------ Texto selecionado

Quando me mudei para Campinas, a fim de concluir o mestrado e iniciar o doutorado, os encontros, não só com os Queda, mas também com outras famílias de amigos, ficaram mais esparsos, até rarear. Em parte, isso é o curso natural das coisas. Somos seres em movimento e os caminhos, afazeres e espaços que ocupamos nem sempre coincidem. Porém, uma outra parte é devido ao fato de que nos esquecemos, frequentemente, de que a vida é frágil, passa rápido e de que visitar as pessoas de quem realmente gostamos não é um dever, mas sempre um momento de prazer, de alegria e de acolhimento mútuo em meio ao turbilhão do dia a dia.

------------

Ações a realizar ▸
- A) Por favor, copie do texto sobre as visitas aos amigos o trecho que começa em "Quando me mudei" e termina em "do dia a dia.".
- B) Identifique e transcreva cada linha da listagem que contém a palavra "badge".

------ Extrato de dados

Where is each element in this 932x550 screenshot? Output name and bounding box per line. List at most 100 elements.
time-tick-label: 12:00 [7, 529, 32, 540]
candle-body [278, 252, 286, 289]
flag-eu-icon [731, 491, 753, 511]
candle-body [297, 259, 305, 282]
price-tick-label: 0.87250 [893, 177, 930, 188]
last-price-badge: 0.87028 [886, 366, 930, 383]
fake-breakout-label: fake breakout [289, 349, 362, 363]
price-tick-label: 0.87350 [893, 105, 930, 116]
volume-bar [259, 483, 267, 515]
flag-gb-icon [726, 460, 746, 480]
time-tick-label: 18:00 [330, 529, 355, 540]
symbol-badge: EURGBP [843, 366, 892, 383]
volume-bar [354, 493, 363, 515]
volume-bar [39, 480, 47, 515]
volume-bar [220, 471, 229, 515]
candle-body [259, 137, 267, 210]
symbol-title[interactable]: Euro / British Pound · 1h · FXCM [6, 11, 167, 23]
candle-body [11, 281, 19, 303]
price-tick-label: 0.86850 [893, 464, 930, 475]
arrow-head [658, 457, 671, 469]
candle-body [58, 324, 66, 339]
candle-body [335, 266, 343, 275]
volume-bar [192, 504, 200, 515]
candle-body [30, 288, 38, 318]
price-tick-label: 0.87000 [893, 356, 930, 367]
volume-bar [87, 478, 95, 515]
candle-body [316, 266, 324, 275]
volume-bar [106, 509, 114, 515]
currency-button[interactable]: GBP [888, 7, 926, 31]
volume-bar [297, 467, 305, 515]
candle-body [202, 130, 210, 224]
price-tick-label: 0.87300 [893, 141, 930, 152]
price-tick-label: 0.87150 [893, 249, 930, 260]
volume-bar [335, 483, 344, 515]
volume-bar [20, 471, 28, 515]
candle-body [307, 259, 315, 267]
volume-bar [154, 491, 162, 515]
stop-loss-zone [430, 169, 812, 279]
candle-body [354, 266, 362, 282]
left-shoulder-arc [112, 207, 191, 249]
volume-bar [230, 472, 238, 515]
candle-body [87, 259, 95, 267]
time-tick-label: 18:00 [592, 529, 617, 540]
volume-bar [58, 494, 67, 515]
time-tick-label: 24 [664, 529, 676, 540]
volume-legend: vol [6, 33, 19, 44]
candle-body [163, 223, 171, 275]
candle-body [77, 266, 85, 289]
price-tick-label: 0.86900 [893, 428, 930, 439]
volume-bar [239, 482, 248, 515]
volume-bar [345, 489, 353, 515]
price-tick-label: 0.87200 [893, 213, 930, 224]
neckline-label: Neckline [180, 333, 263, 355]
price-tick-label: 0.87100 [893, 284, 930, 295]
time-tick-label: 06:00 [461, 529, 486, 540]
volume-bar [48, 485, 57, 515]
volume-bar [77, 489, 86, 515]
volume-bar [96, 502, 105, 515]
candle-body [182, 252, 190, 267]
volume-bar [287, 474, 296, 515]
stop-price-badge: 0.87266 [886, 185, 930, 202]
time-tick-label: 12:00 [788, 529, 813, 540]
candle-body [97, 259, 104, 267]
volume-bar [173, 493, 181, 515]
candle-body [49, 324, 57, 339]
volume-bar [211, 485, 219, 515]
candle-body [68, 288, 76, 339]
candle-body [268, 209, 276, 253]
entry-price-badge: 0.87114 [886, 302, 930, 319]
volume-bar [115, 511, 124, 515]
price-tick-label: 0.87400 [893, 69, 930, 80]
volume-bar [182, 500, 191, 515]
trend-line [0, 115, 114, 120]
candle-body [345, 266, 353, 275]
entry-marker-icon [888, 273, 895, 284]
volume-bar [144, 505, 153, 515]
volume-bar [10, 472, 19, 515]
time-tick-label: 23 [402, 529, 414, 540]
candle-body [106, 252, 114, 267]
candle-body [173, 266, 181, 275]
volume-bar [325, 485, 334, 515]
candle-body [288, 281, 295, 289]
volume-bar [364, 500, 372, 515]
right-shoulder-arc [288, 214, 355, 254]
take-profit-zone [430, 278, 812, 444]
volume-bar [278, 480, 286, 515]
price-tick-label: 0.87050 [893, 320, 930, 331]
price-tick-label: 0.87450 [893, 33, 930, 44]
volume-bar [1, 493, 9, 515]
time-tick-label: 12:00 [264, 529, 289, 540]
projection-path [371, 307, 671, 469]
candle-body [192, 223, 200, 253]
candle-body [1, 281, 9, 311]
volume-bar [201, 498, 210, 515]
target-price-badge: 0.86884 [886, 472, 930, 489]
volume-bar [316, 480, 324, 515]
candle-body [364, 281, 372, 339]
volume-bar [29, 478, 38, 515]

------------

Respostas às tarefas ▸
- A)
Quando me mudei para Campinas, a fim de concluir o mestrado e iniciar o doutorado, os encontros, não só com os Queda, mas também com outras famílias de amigos, ficaram mais esparsos, até rarear. Em parte, isso é o curso natural das coisas. Somos seres em movimento e os caminhos, afazeres e espaços que ocupamos nem sempre coincidem. Porém, uma outra parte é devido ao fato de que nos esquecemos, frequentemente, de que a vida é frágil, passa rápido e de que visitar as pessoas de quem realmente gostamos não é um dever, mas sempre um momento de prazer, de alegria e de acolhimento mútuo em meio ao turbilhão do dia a dia.

- B)
last-price-badge: 0.87028 [886, 366, 930, 383]
symbol-badge: EURGBP [843, 366, 892, 383]
stop-price-badge: 0.87266 [886, 185, 930, 202]
entry-price-badge: 0.87114 [886, 302, 930, 319]
target-price-badge: 0.86884 [886, 472, 930, 489]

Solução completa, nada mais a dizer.